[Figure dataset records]

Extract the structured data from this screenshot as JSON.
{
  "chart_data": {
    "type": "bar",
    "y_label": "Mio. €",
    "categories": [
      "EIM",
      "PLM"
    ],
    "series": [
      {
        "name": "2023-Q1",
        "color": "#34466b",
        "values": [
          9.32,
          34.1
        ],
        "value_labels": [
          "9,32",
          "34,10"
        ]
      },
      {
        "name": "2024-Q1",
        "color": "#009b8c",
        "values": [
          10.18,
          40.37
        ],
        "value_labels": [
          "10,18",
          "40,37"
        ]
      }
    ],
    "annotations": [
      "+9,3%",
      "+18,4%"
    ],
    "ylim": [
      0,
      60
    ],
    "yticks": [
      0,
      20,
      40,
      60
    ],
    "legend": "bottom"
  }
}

▸ **Written instruction**:
Extract the complete set of records unchanged.

▸ **Task output**:
Extract the structured data from this screenshot as JSON.
{
  "chart_data": {
    "type": "bar",
    "y_label": "Mio. €",
    "categories": [
      "EIM",
      "PLM"
    ],
    "series": [
      {
        "name": "2023-Q1",
        "color": "#34466b",
        "values": [
          9.32,
          34.1
        ],
        "value_labels": [
          "9,32",
          "34,10"
        ]
      },
      {
        "name": "2024-Q1",
        "color": "#009b8c",
        "values": [
          10.18,
          40.37
        ],
        "value_labels": [
          "10,18",
          "40,37"
        ]
      }
    ],
    "annotations": [
      "+9,3%",
      "+18,4%"
    ],
    "ylim": [
      0,
      60
    ],
    "yticks": [
      0,
      20,
      40,
      60
    ],
    "legend": "bottom"
  }
}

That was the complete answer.